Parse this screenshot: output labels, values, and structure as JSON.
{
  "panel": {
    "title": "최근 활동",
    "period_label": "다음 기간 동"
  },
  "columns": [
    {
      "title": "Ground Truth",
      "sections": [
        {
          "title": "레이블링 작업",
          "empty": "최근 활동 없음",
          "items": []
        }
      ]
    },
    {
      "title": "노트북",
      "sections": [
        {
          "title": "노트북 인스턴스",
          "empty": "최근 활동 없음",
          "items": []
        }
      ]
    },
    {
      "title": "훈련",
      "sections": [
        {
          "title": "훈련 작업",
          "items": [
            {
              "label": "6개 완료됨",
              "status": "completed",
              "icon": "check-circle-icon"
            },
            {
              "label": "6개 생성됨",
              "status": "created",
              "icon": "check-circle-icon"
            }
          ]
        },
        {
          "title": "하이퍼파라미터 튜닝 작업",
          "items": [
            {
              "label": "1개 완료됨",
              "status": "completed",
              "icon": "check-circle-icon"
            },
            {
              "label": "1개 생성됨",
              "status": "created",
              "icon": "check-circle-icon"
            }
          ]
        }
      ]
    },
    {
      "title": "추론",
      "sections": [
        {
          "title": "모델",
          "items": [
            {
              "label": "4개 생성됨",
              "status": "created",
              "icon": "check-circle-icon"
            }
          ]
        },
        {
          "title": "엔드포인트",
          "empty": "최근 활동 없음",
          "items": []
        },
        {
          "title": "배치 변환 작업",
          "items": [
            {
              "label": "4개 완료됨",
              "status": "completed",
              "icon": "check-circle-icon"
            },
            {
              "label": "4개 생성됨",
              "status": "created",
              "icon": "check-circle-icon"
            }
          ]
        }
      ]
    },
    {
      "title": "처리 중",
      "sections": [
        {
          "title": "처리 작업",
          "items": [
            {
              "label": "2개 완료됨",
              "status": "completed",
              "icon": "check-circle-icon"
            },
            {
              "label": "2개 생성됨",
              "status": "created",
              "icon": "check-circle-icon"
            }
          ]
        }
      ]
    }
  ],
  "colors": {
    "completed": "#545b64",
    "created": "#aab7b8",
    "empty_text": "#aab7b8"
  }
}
================================
* WHAT IS ASKED: Copy out each line exactly as written.

* THE SOLUTION:
Parse this screenshot: output labels, values, and structure as JSON.
{
  "panel": {
    "title": "최근 활동",
    "period_label": "다음 기간 동"
  },
  "columns": [
    {
      "title": "Ground Truth",
      "sections": [
        {
          "title": "레이블링 작업",
          "empty": "최근 활동 없음",
          "items": []
        }
      ]
    },
    {
      "title": "노트북",
      "sections": [
        {
          "title": "노트북 인스턴스",
          "empty": "최근 활동 없음",
          "items": []
        }
      ]
    },
    {
      "title": "훈련",
      "sections": [
        {
          "title": "훈련 작업",
          "items": [
            {
              "label": "6개 완료됨",
              "status": "completed",
              "icon": "check-circle-icon"
            },
            {
              "label": "6개 생성됨",
              "status": "created",
              "icon": "check-circle-icon"
            }
          ]
        },
        {
          "title": "하이퍼파라미터 튜닝 작업",
          "items": [
            {
              "label": "1개 완료됨",
              "status": "completed",
              "icon": "check-circle-icon"
            },
            {
              "label": "1개 생성됨",
              "status": "created",
              "icon": "check-circle-icon"
            }
          ]
        }
      ]
    },
    {
      "title": "추론",
      "sections": [
        {
          "title": "모델",
          "items": [
            {
              "label": "4개 생성됨",
              "status": "created",
              "icon": "check-circle-icon"
            }
          ]
        },
        {
          "title": "엔드포인트",
          "empty": "최근 활동 없음",
          "items": []
        },
        {
          "title": "배치 변환 작업",
          "items": [
            {
              "label": "4개 완료됨",
              "status": "completed",
              "icon": "check-circle-icon"
            },
            {
              "label": "4개 생성됨",
              "status": "created",
              "icon": "check-circle-icon"
            }
          ]
        }
      ]
    },
    {
      "title": "처리 중",
      "sections": [
        {
          "title": "처리 작업",
          "items": [
            {
              "label": "2개 완료됨",
              "status": "completed",
              "icon": "check-circle-icon"
            },
            {
              "label": "2개 생성됨",
              "status": "created",
              "icon": "check-circle-icon"
            }
          ]
        }
      ]
    }
  ],
  "colors": {
    "completed": "#545b64",
    "created": "#aab7b8",
    "empty_text": "#aab7b8"
  }
}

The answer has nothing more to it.